He was only 22 when he got his break on television, appearing on ITV’s Comedy Bandbox, followed the next year by a slot on Sunday Night at the London Palladium. By 1968 he had had his own show on ITV. He switched to the BBC in 1971 and stayed there throughout the decade with Look: Mike Yarwood and then the exquisitely named Mike Yarwood in Persons before switching back to ITV.

Harold Wilson was one of his most successful early impersonations, but he did most of the most prominent people of the day, real and fictional, including Ted Heath, Ken Dodd, Brian Clough, rugby league commentator Eddie Waring – “up and under”, Frank Spencer, Alf Garnett and Columbo, mimicking the voices, twisting his own features into those of his subjects and reproducing mannerisms that his subjects did not even know they had.

He arguably helped shape the public’s perception of public figures. Commenting on his impersonation of Healey, the journalist and broadcaster Simon Hoggart said: “Out of this bruising, ferocious, very-pleased-with-himself politician, Mike Yarwood created a lovable pantomime figure.”

Less successful was his impersonation of Jimmy Savile. He poked fun at Savile, in a tracksuit, advertising trains, old, late and expensive, but he did not quite capture the sleaziness of the original.

Directives:
1. Answer these questions using the passage about Mike Yarwood:
(a) How old was he when he got his break on television?
(b) In what year did he switch to the BBC?
(c) Which politician's impersonation was Simon Hoggart commenting on?
2. Take the passage about Mike Yarwood further, picking up after its last sentence.

Listed records:

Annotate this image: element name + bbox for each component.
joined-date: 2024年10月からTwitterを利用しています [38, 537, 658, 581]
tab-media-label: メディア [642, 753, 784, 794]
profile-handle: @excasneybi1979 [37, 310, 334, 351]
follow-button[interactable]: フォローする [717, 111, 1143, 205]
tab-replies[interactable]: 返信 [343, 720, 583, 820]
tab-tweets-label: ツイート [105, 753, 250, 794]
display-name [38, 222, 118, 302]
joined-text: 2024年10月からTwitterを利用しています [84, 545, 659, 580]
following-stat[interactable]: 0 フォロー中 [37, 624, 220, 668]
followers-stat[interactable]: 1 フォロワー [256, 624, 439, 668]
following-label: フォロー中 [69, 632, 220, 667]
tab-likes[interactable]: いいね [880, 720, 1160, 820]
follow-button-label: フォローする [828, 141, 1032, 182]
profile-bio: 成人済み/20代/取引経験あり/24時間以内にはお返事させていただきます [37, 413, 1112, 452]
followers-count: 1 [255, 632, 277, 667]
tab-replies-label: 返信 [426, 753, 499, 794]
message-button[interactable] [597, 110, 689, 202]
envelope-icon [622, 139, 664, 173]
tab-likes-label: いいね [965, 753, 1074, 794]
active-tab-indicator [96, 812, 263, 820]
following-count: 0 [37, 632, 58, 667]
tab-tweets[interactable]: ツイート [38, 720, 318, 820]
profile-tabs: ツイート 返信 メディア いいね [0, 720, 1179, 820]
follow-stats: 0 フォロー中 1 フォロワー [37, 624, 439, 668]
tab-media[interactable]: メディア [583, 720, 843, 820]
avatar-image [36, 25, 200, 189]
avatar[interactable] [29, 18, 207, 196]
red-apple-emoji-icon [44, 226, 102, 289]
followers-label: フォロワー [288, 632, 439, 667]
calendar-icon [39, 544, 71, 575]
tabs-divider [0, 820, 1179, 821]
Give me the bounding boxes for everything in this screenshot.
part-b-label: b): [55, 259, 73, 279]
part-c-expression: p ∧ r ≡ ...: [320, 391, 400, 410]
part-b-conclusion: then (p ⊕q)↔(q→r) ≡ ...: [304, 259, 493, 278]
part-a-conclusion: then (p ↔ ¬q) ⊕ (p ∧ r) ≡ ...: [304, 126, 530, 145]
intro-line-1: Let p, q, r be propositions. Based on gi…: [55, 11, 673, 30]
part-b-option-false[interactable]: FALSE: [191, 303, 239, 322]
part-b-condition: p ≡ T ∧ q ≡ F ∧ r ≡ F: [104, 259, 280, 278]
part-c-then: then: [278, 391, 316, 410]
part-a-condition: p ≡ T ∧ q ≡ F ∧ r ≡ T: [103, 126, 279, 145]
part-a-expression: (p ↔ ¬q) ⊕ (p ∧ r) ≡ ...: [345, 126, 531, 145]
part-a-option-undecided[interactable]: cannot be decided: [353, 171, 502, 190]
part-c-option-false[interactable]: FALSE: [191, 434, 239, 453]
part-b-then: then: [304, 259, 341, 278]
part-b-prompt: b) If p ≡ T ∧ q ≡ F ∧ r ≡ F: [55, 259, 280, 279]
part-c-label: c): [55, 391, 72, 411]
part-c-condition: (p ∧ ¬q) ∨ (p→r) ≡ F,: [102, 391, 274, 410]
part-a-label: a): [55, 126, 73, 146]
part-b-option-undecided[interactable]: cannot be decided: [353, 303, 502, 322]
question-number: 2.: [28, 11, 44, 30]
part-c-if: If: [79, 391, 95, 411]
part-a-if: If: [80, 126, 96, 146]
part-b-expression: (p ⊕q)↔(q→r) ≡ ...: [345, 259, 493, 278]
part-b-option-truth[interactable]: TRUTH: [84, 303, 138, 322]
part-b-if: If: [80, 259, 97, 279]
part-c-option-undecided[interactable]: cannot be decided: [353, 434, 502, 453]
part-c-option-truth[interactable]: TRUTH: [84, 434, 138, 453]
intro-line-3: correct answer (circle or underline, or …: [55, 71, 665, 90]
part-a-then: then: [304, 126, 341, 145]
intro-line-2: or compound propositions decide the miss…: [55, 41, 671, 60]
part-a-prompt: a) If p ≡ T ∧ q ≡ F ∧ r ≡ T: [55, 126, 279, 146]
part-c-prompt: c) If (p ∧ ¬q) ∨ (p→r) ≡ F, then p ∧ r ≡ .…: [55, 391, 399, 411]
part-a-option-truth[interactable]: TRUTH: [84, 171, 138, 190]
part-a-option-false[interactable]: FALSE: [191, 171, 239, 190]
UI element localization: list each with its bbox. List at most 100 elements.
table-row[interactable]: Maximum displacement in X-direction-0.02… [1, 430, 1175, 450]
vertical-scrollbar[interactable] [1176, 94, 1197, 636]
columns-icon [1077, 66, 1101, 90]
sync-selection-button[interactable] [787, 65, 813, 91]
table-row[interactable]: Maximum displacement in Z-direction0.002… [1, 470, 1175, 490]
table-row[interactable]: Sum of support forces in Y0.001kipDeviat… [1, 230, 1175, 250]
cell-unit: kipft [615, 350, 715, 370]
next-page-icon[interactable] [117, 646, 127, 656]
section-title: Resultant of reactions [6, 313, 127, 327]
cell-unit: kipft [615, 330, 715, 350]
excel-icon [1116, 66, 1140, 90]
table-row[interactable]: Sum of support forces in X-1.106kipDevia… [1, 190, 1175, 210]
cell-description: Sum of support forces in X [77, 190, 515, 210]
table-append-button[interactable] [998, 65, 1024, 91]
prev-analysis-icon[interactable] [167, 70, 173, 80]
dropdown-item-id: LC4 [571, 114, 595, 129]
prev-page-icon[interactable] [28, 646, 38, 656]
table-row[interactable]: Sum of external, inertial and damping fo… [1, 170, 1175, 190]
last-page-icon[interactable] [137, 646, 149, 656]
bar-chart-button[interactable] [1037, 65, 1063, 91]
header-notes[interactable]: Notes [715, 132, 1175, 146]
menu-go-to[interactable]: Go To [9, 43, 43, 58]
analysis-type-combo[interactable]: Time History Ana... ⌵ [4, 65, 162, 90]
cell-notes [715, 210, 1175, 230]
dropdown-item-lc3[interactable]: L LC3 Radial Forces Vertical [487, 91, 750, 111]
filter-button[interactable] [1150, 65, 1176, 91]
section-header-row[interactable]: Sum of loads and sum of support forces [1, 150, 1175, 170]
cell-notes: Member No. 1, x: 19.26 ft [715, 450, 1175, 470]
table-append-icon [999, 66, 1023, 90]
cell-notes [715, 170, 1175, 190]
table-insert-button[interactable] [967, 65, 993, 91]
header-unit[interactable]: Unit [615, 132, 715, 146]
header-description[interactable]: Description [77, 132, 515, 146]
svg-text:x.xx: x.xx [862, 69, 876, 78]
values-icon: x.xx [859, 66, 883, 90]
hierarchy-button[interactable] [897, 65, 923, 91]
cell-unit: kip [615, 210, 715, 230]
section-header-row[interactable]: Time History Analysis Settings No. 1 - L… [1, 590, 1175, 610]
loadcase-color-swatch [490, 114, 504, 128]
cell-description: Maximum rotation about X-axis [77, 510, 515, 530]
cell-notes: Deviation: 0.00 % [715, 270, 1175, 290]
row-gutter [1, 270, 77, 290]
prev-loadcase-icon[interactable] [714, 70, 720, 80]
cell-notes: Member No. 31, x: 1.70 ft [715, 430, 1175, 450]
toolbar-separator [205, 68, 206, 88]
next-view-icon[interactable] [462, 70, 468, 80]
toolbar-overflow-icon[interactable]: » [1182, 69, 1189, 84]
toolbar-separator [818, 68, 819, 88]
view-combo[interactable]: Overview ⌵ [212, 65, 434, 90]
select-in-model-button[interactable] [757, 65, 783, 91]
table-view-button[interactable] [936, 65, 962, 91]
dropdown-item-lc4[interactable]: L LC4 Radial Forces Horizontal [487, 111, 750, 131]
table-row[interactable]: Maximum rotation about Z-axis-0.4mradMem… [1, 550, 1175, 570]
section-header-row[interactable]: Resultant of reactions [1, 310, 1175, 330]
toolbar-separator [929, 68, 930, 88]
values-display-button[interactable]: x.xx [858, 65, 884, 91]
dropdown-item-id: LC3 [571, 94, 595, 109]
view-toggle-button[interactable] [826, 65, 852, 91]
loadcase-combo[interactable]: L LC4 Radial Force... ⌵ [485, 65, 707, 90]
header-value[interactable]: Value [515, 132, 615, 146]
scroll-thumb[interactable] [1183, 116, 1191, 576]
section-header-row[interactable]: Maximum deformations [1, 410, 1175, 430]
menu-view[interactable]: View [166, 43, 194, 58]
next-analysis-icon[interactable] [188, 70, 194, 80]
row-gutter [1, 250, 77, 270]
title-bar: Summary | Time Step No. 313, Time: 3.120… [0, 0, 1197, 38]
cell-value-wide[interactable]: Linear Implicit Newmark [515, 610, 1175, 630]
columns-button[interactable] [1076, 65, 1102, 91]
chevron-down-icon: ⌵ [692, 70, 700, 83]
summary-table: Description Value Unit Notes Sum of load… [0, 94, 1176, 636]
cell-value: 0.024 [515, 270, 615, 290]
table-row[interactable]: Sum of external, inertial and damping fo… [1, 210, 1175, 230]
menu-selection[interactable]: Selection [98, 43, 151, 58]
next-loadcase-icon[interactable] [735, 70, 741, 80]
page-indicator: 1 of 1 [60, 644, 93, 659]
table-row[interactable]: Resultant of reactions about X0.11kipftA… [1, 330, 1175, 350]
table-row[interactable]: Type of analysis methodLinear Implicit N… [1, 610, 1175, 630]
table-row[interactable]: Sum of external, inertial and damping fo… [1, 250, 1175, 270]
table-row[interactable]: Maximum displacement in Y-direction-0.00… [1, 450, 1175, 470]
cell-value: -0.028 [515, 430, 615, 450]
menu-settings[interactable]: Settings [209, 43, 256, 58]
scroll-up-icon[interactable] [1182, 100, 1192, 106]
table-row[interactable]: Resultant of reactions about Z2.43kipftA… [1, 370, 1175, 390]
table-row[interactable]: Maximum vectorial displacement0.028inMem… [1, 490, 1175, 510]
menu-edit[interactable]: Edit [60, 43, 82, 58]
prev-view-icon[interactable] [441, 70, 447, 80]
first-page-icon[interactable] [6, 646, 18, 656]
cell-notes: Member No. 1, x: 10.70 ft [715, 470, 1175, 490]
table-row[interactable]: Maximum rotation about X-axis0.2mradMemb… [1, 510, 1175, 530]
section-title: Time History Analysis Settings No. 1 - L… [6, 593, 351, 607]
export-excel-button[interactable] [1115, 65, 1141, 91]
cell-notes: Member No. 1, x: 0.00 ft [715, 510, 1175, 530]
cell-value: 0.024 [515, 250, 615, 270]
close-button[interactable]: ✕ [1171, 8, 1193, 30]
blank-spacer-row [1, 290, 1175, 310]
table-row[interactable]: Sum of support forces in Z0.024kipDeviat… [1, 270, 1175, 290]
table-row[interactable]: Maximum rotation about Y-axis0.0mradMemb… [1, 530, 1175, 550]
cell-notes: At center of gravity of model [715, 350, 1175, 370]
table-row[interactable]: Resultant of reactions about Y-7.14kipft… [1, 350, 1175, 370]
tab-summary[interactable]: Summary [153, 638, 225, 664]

Answer set:
1.
(a) 22
(b) 1971
(c) Healey

2.
Yarwood never felt entirely comfortable with stardom, being the centre of attention, and having everyone and everything dependent on him. “My fondest memories are when I was the supporting act,” he said. “When I was doing The Mike Yarwood Show, I’d walk into the television studio and see all these people working on one project, all because of me, and I wanted to run away.”

When he was not working he was drinking, he said, and he blamed his heavy drinking and his lifestyle for the collapse of his marriage to Sandra Burville, a former dancer, in the 1980s.

He struggled after being dropped by Thames and was treated for depression. He finally gave up drink in the early 1990s after a heart attack. In later years he made only very occasional television appearances and more or less disappeared from the public eye. He is survived by two daughters.